## BEGIN

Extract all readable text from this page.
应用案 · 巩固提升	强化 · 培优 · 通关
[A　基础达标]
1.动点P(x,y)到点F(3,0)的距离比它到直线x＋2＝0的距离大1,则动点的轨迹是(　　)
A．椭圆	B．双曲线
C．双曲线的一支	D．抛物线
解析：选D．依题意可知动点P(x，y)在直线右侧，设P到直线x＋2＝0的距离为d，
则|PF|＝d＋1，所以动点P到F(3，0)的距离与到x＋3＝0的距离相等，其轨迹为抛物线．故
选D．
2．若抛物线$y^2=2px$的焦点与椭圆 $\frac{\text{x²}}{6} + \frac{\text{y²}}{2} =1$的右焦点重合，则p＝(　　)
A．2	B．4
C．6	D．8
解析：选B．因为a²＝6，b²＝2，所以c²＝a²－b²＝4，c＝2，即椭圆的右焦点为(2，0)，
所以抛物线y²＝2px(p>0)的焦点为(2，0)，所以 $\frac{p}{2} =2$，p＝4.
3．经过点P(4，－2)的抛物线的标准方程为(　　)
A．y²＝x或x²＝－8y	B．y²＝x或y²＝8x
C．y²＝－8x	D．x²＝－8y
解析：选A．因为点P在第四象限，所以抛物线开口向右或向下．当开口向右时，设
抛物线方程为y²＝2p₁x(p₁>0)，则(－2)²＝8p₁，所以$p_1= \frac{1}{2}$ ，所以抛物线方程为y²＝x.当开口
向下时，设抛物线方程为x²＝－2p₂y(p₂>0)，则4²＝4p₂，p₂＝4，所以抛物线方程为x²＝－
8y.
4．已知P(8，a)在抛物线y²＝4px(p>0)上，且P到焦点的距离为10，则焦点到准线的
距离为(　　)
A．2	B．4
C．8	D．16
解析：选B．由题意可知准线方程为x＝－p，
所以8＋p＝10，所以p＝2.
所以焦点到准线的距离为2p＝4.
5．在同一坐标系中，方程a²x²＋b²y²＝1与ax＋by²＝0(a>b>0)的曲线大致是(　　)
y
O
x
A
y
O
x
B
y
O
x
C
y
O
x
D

## END
## BEGIN

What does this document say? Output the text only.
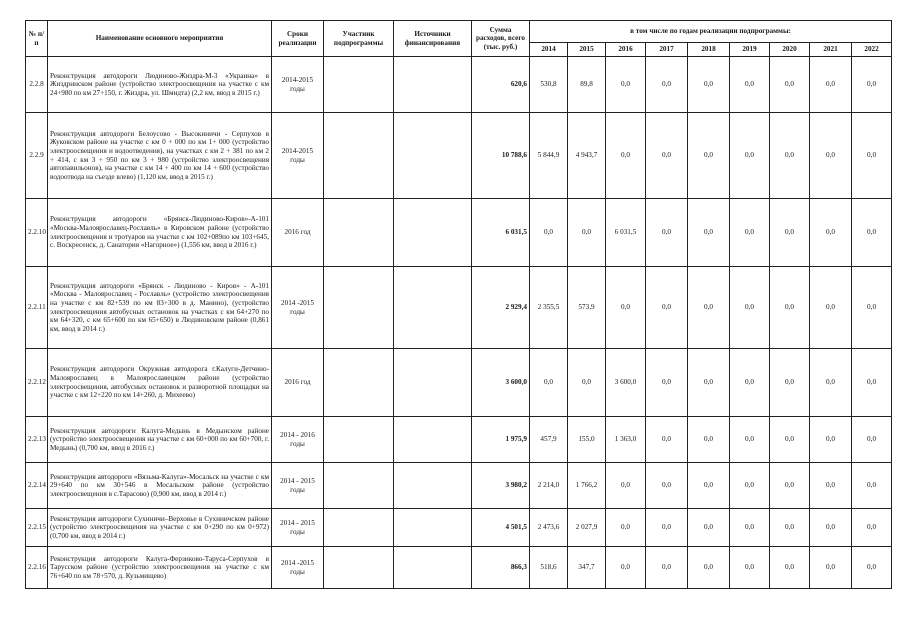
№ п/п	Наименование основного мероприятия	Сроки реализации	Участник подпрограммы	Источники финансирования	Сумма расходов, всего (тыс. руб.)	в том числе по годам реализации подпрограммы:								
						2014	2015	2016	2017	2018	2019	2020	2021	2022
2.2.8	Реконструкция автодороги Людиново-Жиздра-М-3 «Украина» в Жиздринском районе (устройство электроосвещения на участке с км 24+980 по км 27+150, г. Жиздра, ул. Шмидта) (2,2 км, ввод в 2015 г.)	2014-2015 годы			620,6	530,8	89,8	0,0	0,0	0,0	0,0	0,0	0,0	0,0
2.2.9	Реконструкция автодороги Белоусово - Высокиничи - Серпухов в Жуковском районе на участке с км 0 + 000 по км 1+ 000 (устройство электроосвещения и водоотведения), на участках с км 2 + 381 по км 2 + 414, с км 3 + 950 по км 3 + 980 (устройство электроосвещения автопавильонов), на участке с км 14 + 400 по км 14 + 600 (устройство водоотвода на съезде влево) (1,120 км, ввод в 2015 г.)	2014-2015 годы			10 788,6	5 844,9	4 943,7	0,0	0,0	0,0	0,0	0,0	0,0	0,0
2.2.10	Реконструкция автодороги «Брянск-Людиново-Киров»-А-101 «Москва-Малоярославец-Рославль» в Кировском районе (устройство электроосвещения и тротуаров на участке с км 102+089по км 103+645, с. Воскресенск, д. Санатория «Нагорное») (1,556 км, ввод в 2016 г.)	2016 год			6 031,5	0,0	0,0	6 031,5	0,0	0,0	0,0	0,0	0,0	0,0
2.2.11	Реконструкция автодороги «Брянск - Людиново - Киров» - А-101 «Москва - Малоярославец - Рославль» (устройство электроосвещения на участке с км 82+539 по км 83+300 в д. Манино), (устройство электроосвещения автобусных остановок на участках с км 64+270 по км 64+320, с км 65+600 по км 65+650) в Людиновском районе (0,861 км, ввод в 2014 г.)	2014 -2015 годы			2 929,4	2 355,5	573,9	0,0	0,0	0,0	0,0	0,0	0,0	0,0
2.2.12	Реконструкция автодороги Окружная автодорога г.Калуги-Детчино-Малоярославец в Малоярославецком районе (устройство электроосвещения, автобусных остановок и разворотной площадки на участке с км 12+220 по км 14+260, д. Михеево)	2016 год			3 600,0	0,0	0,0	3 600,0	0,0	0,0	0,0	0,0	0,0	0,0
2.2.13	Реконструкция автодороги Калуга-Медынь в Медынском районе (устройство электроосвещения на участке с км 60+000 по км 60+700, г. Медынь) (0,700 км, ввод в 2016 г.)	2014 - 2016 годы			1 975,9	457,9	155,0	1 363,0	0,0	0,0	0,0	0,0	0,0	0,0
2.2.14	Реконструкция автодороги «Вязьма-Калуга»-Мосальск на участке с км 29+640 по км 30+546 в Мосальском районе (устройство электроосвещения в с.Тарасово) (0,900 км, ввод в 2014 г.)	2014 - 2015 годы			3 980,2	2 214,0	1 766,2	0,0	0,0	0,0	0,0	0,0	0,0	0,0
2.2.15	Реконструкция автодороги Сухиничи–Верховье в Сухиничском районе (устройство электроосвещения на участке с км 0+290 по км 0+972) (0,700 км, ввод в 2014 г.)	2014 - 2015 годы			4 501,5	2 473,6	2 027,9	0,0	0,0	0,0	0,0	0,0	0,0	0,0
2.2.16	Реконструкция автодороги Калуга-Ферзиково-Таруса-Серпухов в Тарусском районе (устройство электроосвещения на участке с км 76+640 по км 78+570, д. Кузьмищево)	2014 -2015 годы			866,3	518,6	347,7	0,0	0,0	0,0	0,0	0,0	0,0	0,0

## END

- [DESCRIPTION OF THE TASK]: Report how many lines of the records above contain the word "text", giving only the number.

- [REPLY TO THE TASK]: 3